Return only the number of lines in the entries below that hold the word "editor".
┌──
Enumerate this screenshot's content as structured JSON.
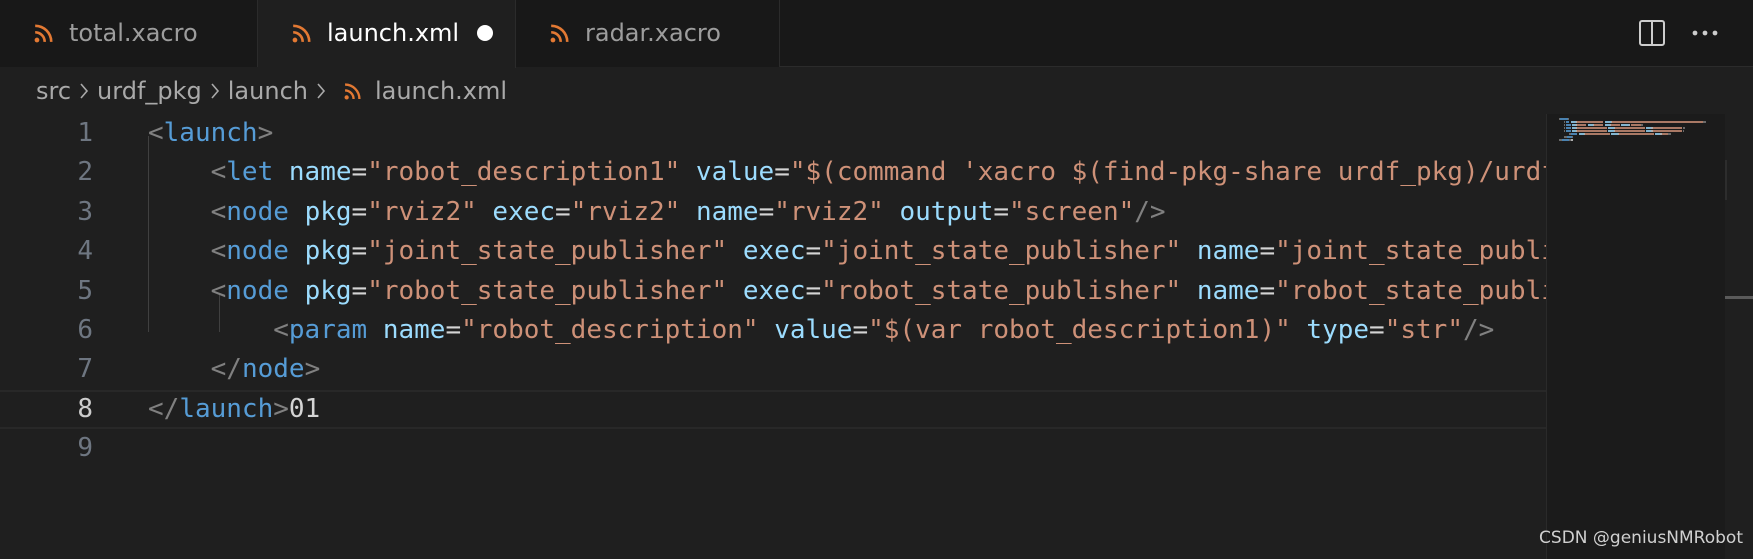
{
  "tabs": [
    {
      "label": "total.xacro",
      "active": false,
      "dirty": false
    },
    {
      "label": "launch.xml",
      "active": true,
      "dirty": true
    },
    {
      "label": "radar.xacro",
      "active": false,
      "dirty": false
    }
  ],
  "tab_actions": {
    "split_editor_icon": "split-editor-icon",
    "more_icon": "more-actions-icon"
  },
  "breadcrumb": {
    "items": [
      "src",
      "urdf_pkg",
      "launch"
    ],
    "file": "launch.xml",
    "file_icon": "rss-icon"
  },
  "colors": {
    "file_icon": "#e37933",
    "tag": "#569cd6",
    "attribute": "#9cdcfe",
    "string": "#ce9178",
    "bracket": "#808080"
  },
  "editor": {
    "current_line": 8,
    "lines": [
      {
        "num": "1",
        "tokens": [
          {
            "c": "br",
            "t": "<"
          },
          {
            "c": "tag",
            "t": "launch"
          },
          {
            "c": "br",
            "t": ">"
          }
        ]
      },
      {
        "num": "2",
        "tokens": [
          {
            "c": "txt",
            "t": "    "
          },
          {
            "c": "br",
            "t": "<"
          },
          {
            "c": "tag",
            "t": "let"
          },
          {
            "c": "txt",
            "t": " "
          },
          {
            "c": "at",
            "t": "name"
          },
          {
            "c": "eq",
            "t": "="
          },
          {
            "c": "str",
            "t": "\"robot_description1\""
          },
          {
            "c": "txt",
            "t": " "
          },
          {
            "c": "at",
            "t": "value"
          },
          {
            "c": "eq",
            "t": "="
          },
          {
            "c": "str",
            "t": "\"$(command 'xacro $(find-pkg-share urdf_pkg)/urdf/xacro/total.xacro')\""
          },
          {
            "c": "br",
            "t": "/>"
          }
        ]
      },
      {
        "num": "3",
        "tokens": [
          {
            "c": "txt",
            "t": "    "
          },
          {
            "c": "br",
            "t": "<"
          },
          {
            "c": "tag",
            "t": "node"
          },
          {
            "c": "txt",
            "t": " "
          },
          {
            "c": "at",
            "t": "pkg"
          },
          {
            "c": "eq",
            "t": "="
          },
          {
            "c": "str",
            "t": "\"rviz2\""
          },
          {
            "c": "txt",
            "t": " "
          },
          {
            "c": "at",
            "t": "exec"
          },
          {
            "c": "eq",
            "t": "="
          },
          {
            "c": "str",
            "t": "\"rviz2\""
          },
          {
            "c": "txt",
            "t": " "
          },
          {
            "c": "at",
            "t": "name"
          },
          {
            "c": "eq",
            "t": "="
          },
          {
            "c": "str",
            "t": "\"rviz2\""
          },
          {
            "c": "txt",
            "t": " "
          },
          {
            "c": "at",
            "t": "output"
          },
          {
            "c": "eq",
            "t": "="
          },
          {
            "c": "str",
            "t": "\"screen\""
          },
          {
            "c": "br",
            "t": "/>"
          }
        ]
      },
      {
        "num": "4",
        "tokens": [
          {
            "c": "txt",
            "t": "    "
          },
          {
            "c": "br",
            "t": "<"
          },
          {
            "c": "tag",
            "t": "node"
          },
          {
            "c": "txt",
            "t": " "
          },
          {
            "c": "at",
            "t": "pkg"
          },
          {
            "c": "eq",
            "t": "="
          },
          {
            "c": "str",
            "t": "\"joint_state_publisher\""
          },
          {
            "c": "txt",
            "t": " "
          },
          {
            "c": "at",
            "t": "exec"
          },
          {
            "c": "eq",
            "t": "="
          },
          {
            "c": "str",
            "t": "\"joint_state_publisher\""
          },
          {
            "c": "txt",
            "t": " "
          },
          {
            "c": "at",
            "t": "name"
          },
          {
            "c": "eq",
            "t": "="
          },
          {
            "c": "str",
            "t": "\"joint_state_publisher\""
          },
          {
            "c": "br",
            "t": "/>"
          }
        ]
      },
      {
        "num": "5",
        "tokens": [
          {
            "c": "txt",
            "t": "    "
          },
          {
            "c": "br",
            "t": "<"
          },
          {
            "c": "tag",
            "t": "node"
          },
          {
            "c": "txt",
            "t": " "
          },
          {
            "c": "at",
            "t": "pkg"
          },
          {
            "c": "eq",
            "t": "="
          },
          {
            "c": "str",
            "t": "\"robot_state_publisher\""
          },
          {
            "c": "txt",
            "t": " "
          },
          {
            "c": "at",
            "t": "exec"
          },
          {
            "c": "eq",
            "t": "="
          },
          {
            "c": "str",
            "t": "\"robot_state_publisher\""
          },
          {
            "c": "txt",
            "t": " "
          },
          {
            "c": "at",
            "t": "name"
          },
          {
            "c": "eq",
            "t": "="
          },
          {
            "c": "str",
            "t": "\"robot_state_publisher\""
          },
          {
            "c": "br",
            "t": ">"
          }
        ]
      },
      {
        "num": "6",
        "tokens": [
          {
            "c": "txt",
            "t": "        "
          },
          {
            "c": "br",
            "t": "<"
          },
          {
            "c": "tag",
            "t": "param"
          },
          {
            "c": "txt",
            "t": " "
          },
          {
            "c": "at",
            "t": "name"
          },
          {
            "c": "eq",
            "t": "="
          },
          {
            "c": "str",
            "t": "\"robot_description\""
          },
          {
            "c": "txt",
            "t": " "
          },
          {
            "c": "at",
            "t": "value"
          },
          {
            "c": "eq",
            "t": "="
          },
          {
            "c": "str",
            "t": "\"$(var robot_description1)\""
          },
          {
            "c": "txt",
            "t": " "
          },
          {
            "c": "at",
            "t": "type"
          },
          {
            "c": "eq",
            "t": "="
          },
          {
            "c": "str",
            "t": "\"str\""
          },
          {
            "c": "br",
            "t": "/>"
          }
        ]
      },
      {
        "num": "7",
        "tokens": [
          {
            "c": "txt",
            "t": "    "
          },
          {
            "c": "br",
            "t": "</"
          },
          {
            "c": "tag",
            "t": "node"
          },
          {
            "c": "br",
            "t": ">"
          }
        ]
      },
      {
        "num": "8",
        "tokens": [
          {
            "c": "br",
            "t": "</"
          },
          {
            "c": "tag",
            "t": "launch"
          },
          {
            "c": "br",
            "t": ">"
          },
          {
            "c": "txt",
            "t": "01"
          }
        ]
      },
      {
        "num": "9",
        "tokens": []
      }
    ]
  },
  "watermark": "CSDN @geniusNMRobot"
}
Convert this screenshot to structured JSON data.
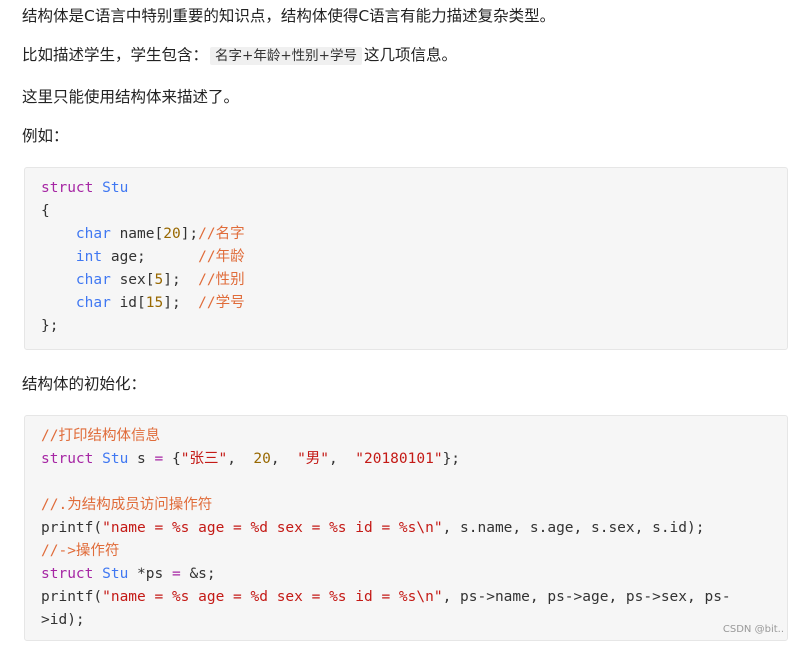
{
  "paragraphs": {
    "p1": "结构体是C语言中特别重要的知识点，结构体使得C语言有能力描述复杂类型。",
    "p2_before": "比如描述学生，学生包含：",
    "p2_code": "名字+年龄+性别+学号",
    "p2_after": "这几项信息。",
    "p3": "这里只能使用结构体来描述了。",
    "p4": "例如：",
    "p5": "结构体的初始化："
  },
  "code1": {
    "l1_kw": "struct",
    "l1_name": "Stu",
    "l2": "{",
    "l3_kw": "char",
    "l3_var": " name[",
    "l3_num": "20",
    "l3_end": "];",
    "l3_cmt": "//名字",
    "l4_kw": "int",
    "l4_var": " age;      ",
    "l4_cmt": "//年龄",
    "l5_kw": "char",
    "l5_var": " sex[",
    "l5_num": "5",
    "l5_end": "];  ",
    "l5_cmt": "//性别",
    "l6_kw": "char",
    "l6_var": " id[",
    "l6_num": "15",
    "l6_end": "];  ",
    "l6_cmt": "//学号",
    "l7": "};"
  },
  "code2": {
    "l1_cmt": "//打印结构体信息",
    "l2_kw": "struct",
    "l2_type": "Stu",
    "l2_var": " s ",
    "l2_eq": "=",
    "l2_open": " {",
    "l2_s1": "\"张三\"",
    "l2_sep1": ",  ",
    "l2_n1": "20",
    "l2_sep2": ",  ",
    "l2_s2": "\"男\"",
    "l2_sep3": ",  ",
    "l2_s3": "\"20180101\"",
    "l2_close": "};",
    "l4_cmt": "//.为结构成员访问操作符",
    "l5_fn": "printf(",
    "l5_str": "\"name = %s age = %d sex = %s id = %s\\n\"",
    "l5_args": ", s.name, s.age, s.sex, s.id);",
    "l6_cmt": "//->操作符",
    "l7_kw": "struct",
    "l7_type": "Stu",
    "l7_var": " *ps ",
    "l7_eq": "=",
    "l7_rest": " &s;",
    "l8_fn": "printf(",
    "l8_str": "\"name = %s age = %d sex = %s id = %s\\n\"",
    "l8_args": ", ps->name, ps->age, ps->sex, ps-",
    "l9": ">id);"
  },
  "watermark": "CSDN @bit.."
}
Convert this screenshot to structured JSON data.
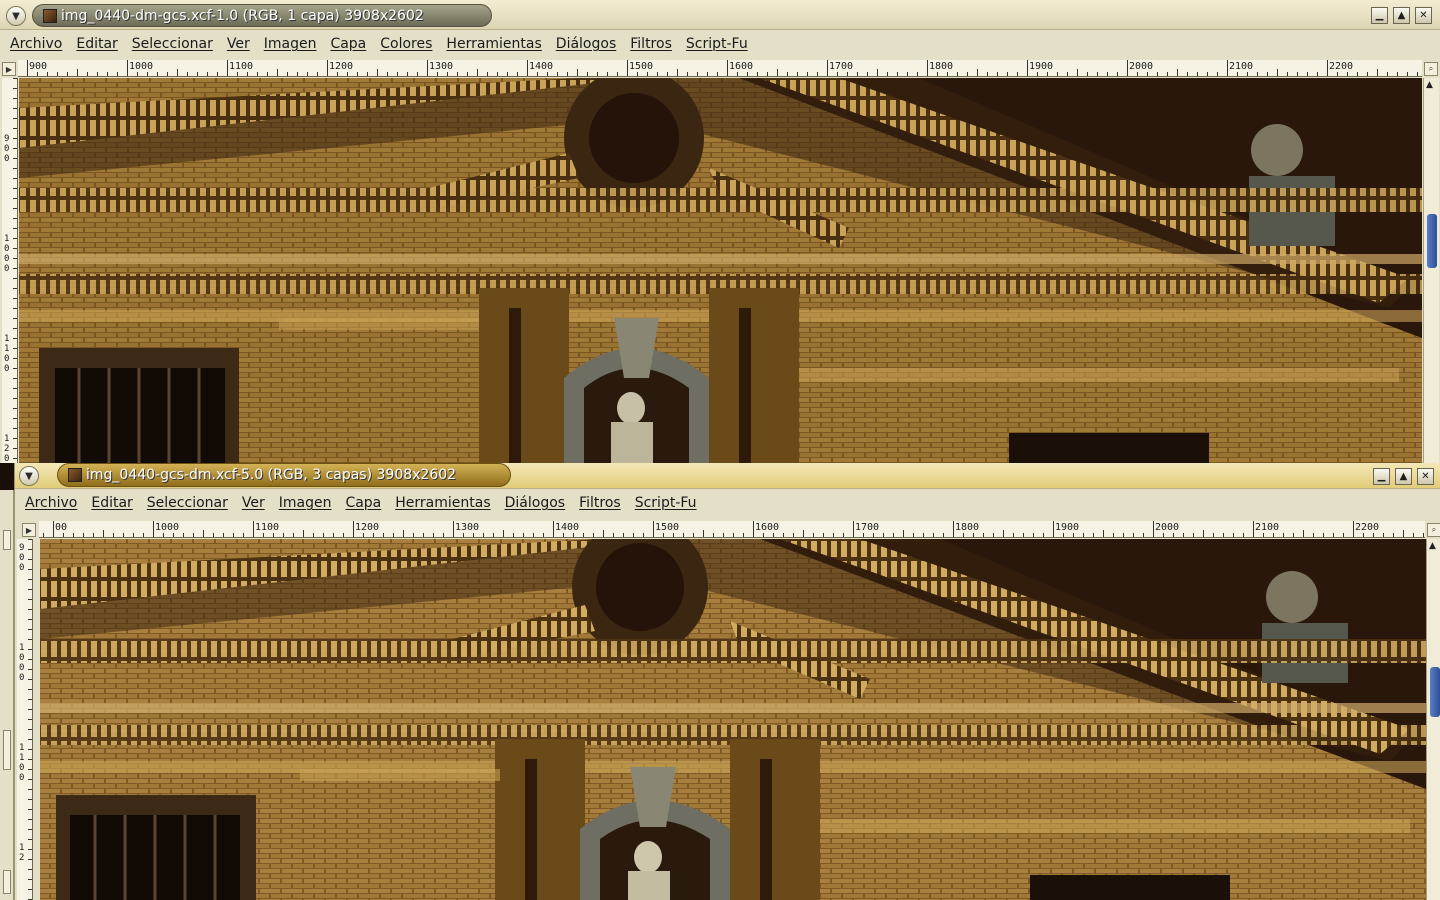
{
  "window1": {
    "title": "img_0440-dm-gcs.xcf-1.0 (RGB, 1 capa) 3908x2602",
    "menu": [
      "Archivo",
      "Editar",
      "Seleccionar",
      "Ver",
      "Imagen",
      "Capa",
      "Colores",
      "Herramientas",
      "Diálogos",
      "Filtros",
      "Script-Fu"
    ],
    "ruler_labels": [
      "900",
      "1000",
      "1100",
      "1200",
      "1300",
      "1400",
      "1500",
      "1600",
      "1700",
      "1800",
      "1900",
      "2000",
      "2100",
      "2200"
    ],
    "vruler_labels": [
      "900",
      "1000",
      "1100",
      "1200"
    ]
  },
  "window2": {
    "title": "img_0440-gcs-dm.xcf-5.0 (RGB, 3 capas) 3908x2602",
    "menu": [
      "Archivo",
      "Editar",
      "Seleccionar",
      "Ver",
      "Imagen",
      "Capa",
      "Herramientas",
      "Diálogos",
      "Filtros",
      "Script-Fu"
    ],
    "ruler_labels": [
      "00",
      "1000",
      "1100",
      "1200",
      "1300",
      "1400",
      "1500",
      "1600",
      "1700",
      "1800",
      "1900",
      "2000",
      "2100",
      "2200"
    ],
    "vruler_labels": [
      "900",
      "1000",
      "1100",
      "12"
    ]
  },
  "icons": {
    "menu": "chevron-down-icon",
    "minimize": "minimize-icon",
    "maximize": "maximize-icon",
    "close": "close-icon",
    "nav": "navigate-icon",
    "zoom": "zoom-icon"
  },
  "colors": {
    "brick": "#6b4a1c",
    "brick_light": "#a07a3c",
    "sky": "#2a170b",
    "scroll_thumb": "#2c4f99"
  }
}
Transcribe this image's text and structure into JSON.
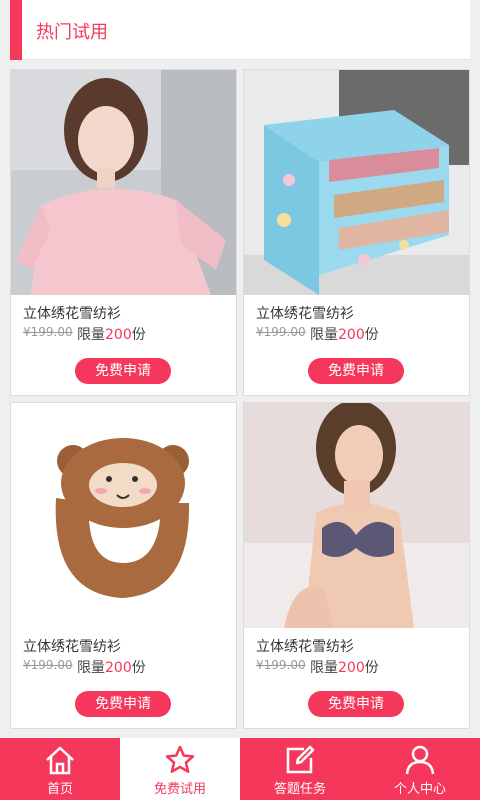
{
  "header": {
    "title": "热门试用"
  },
  "products": [
    {
      "name": "立体绣花雪纺衫",
      "old_price": "¥199.00",
      "limit_prefix": "限量",
      "limit_num": "200",
      "limit_suffix": "份",
      "apply_label": "免费申请",
      "image": "pink-blouse-photo"
    },
    {
      "name": "立体绣花雪纺衫",
      "old_price": "¥199.00",
      "limit_prefix": "限量",
      "limit_num": "200",
      "limit_suffix": "份",
      "apply_label": "免费申请",
      "image": "storage-drawers-photo"
    },
    {
      "name": "立体绣花雪纺衫",
      "old_price": "¥199.00",
      "limit_prefix": "限量",
      "limit_num": "200",
      "limit_suffix": "份",
      "apply_label": "免费申请",
      "image": "monkey-neck-pillow-photo"
    },
    {
      "name": "立体绣花雪纺衫",
      "old_price": "¥199.00",
      "limit_prefix": "限量",
      "limit_num": "200",
      "limit_suffix": "份",
      "apply_label": "免费申请",
      "image": "lingerie-model-photo"
    }
  ],
  "tabs": [
    {
      "label": "首页",
      "icon": "home-icon"
    },
    {
      "label": "免费试用",
      "icon": "star-icon",
      "active": true
    },
    {
      "label": "答题任务",
      "icon": "edit-icon"
    },
    {
      "label": "个人中心",
      "icon": "person-icon"
    }
  ],
  "colors": {
    "accent": "#f5375c",
    "background": "#efefef"
  }
}
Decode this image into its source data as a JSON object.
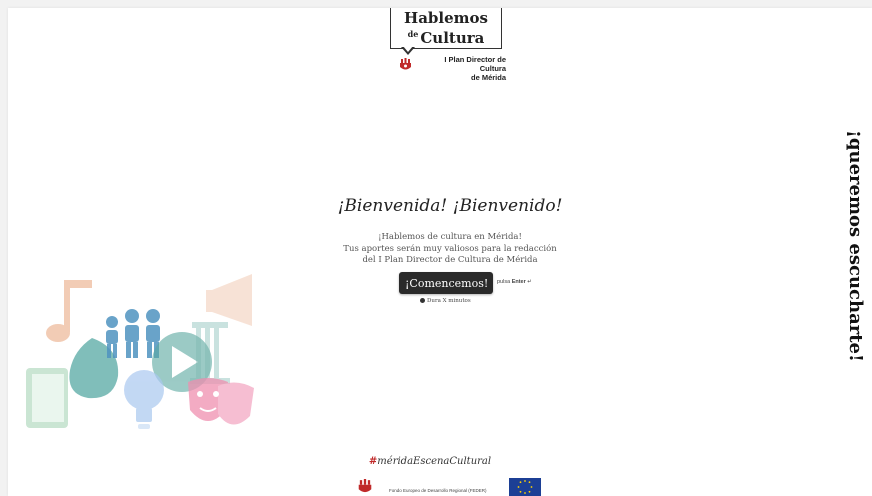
└──
→ Finished task
2